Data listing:

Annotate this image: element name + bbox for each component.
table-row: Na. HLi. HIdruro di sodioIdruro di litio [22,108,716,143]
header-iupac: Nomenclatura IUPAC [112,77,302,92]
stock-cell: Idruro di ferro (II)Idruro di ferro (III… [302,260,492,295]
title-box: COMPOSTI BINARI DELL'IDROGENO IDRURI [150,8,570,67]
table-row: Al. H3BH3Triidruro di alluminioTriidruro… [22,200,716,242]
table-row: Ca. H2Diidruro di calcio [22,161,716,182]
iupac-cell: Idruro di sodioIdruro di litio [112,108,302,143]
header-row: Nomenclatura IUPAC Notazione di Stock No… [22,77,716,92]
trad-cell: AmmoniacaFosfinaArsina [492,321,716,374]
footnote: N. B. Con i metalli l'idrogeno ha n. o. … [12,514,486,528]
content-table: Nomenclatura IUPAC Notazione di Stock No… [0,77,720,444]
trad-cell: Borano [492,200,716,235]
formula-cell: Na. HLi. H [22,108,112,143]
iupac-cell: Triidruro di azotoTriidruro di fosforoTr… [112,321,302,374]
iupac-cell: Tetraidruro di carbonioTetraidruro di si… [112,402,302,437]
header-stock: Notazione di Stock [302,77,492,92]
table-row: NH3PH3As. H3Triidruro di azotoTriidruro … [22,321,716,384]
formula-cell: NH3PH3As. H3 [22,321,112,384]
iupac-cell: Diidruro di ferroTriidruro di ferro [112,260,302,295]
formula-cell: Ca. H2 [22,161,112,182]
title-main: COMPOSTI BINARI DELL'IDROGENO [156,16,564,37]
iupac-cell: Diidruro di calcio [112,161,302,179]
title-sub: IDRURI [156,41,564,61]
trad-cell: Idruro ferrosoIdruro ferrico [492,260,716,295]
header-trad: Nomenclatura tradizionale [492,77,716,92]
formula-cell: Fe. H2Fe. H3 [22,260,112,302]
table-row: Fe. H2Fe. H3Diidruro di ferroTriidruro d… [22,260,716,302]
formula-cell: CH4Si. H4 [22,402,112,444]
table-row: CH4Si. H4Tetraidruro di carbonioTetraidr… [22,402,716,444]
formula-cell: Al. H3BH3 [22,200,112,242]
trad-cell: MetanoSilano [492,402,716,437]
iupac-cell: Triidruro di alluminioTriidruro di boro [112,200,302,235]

WHAT IS EXPECTED:
From the data listing, extract every line that contains the string "title", treating uppercase and lowercase letters as different.

EXERCISE RESULT:
title-box: COMPOSTI BINARI DELL'IDROGENO IDRURI [150,8,570,67]
title-main: COMPOSTI BINARI DELL'IDROGENO [156,16,564,37]
title-sub: IDRURI [156,41,564,61]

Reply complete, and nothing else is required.